++++ DATA LINES

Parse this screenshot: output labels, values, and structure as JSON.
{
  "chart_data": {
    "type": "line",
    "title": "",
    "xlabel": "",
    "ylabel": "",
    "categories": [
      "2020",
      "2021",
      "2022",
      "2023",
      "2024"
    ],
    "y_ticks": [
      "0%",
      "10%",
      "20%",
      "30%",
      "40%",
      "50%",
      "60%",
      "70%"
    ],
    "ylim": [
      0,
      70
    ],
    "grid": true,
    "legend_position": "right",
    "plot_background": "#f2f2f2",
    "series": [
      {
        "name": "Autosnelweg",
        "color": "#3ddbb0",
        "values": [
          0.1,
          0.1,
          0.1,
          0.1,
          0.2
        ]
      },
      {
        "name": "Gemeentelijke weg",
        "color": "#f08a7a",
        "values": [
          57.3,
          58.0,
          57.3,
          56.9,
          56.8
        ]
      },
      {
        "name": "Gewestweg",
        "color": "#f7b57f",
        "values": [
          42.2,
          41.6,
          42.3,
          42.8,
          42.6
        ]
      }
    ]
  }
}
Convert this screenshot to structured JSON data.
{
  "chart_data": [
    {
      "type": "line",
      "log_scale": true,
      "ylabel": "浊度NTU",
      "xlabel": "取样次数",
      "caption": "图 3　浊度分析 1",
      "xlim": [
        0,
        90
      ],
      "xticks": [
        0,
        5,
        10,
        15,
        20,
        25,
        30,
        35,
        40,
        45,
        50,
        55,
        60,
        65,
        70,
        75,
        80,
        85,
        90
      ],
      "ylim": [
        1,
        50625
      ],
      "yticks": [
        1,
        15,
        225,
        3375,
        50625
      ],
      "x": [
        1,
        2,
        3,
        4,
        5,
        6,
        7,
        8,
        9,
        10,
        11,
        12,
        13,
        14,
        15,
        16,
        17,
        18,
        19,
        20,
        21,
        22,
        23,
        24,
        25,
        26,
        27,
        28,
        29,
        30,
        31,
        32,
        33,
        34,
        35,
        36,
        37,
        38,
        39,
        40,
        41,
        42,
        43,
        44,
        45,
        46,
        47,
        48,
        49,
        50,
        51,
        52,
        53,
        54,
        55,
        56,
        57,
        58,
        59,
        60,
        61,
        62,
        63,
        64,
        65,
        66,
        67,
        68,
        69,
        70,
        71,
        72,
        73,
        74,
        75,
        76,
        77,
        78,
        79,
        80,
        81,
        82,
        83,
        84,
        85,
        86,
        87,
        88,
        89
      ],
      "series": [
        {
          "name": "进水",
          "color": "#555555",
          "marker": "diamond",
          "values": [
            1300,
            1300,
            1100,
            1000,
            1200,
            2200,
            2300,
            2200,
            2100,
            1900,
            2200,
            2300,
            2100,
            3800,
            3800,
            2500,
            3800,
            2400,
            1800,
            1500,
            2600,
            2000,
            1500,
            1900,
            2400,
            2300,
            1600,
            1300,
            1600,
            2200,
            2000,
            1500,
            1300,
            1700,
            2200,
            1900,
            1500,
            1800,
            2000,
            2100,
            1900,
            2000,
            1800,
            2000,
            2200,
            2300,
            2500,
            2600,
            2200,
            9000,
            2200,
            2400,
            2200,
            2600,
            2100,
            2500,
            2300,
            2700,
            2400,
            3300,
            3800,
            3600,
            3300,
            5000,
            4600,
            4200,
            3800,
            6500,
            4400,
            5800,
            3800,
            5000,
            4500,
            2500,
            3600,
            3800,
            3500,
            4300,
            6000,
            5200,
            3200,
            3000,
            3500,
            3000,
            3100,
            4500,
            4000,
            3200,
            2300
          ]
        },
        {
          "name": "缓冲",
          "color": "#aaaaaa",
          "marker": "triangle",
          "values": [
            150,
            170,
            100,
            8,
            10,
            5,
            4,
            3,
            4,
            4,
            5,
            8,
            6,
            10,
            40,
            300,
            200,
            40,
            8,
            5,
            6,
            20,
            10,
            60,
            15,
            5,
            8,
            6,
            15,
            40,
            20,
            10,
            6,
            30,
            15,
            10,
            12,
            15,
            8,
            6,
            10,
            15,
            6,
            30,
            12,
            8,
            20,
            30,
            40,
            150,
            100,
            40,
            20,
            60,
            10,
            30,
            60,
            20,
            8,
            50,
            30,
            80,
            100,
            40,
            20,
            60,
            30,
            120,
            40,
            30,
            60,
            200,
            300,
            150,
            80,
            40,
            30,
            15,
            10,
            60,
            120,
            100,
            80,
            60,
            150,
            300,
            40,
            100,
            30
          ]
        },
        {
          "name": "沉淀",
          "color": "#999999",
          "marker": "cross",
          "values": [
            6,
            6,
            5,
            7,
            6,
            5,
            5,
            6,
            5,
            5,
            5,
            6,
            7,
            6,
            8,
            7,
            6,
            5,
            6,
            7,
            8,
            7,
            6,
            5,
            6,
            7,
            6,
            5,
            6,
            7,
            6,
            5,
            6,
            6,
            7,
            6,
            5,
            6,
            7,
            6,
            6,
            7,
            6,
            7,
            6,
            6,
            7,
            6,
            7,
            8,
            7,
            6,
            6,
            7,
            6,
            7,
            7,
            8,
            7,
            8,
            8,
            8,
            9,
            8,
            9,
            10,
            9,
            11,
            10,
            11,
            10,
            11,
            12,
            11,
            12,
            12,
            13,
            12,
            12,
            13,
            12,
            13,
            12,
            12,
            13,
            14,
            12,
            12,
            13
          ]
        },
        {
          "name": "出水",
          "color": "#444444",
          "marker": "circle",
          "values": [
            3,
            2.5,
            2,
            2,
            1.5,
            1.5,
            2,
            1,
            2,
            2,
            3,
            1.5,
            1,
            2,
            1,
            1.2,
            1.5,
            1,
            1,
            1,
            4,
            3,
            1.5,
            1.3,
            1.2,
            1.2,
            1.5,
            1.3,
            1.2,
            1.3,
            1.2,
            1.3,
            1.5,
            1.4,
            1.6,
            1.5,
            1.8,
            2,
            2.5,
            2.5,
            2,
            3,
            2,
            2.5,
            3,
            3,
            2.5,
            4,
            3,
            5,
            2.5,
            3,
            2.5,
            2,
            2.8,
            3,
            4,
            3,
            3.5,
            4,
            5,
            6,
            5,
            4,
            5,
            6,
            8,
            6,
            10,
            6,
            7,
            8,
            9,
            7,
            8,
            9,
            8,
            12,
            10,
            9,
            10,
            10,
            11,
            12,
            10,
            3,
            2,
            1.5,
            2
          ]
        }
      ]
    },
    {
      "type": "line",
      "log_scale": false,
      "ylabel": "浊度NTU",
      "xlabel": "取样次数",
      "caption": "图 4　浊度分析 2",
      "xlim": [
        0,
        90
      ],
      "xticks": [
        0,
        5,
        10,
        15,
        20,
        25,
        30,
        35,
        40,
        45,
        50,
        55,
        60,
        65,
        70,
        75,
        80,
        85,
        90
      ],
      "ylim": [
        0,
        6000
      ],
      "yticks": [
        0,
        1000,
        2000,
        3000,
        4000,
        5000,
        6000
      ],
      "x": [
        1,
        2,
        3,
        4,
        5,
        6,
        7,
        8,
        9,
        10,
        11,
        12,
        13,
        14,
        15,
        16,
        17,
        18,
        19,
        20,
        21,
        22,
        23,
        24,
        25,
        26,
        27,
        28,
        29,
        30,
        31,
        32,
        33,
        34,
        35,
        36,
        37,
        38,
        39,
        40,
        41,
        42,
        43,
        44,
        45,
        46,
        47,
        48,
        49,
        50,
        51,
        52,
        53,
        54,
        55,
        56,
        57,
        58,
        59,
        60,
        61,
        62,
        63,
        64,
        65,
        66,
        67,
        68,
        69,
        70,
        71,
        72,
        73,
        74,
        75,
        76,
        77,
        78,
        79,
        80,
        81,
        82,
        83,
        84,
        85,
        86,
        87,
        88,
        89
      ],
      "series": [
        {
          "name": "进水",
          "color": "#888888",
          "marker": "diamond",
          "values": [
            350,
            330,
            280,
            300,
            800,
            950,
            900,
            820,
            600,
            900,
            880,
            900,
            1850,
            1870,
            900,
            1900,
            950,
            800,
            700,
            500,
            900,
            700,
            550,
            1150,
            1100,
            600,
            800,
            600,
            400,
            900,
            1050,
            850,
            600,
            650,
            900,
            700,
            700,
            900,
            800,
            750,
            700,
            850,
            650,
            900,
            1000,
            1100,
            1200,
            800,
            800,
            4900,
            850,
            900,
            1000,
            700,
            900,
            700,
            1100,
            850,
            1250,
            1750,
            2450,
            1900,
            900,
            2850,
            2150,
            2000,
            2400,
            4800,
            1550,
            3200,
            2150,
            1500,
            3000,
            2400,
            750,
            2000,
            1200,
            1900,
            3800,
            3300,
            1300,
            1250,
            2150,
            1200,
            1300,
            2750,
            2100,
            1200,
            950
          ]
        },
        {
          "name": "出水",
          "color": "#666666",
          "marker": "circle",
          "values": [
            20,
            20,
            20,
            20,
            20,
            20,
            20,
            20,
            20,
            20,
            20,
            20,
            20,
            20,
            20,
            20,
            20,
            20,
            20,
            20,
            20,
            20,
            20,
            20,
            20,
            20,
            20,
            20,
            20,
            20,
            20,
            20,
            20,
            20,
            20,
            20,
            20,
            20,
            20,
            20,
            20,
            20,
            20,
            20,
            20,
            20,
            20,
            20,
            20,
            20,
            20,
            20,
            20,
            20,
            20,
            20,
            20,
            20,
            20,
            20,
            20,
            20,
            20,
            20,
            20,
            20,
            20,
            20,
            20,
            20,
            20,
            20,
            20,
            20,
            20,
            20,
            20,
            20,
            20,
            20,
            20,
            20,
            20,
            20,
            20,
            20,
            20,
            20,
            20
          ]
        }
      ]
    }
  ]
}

++++++++

DIRECTIONS FOR THIS TASK:
Give the count of lines in the listing that hold the word "screenshot", with no other text.

EXERCISE ANSWER:
2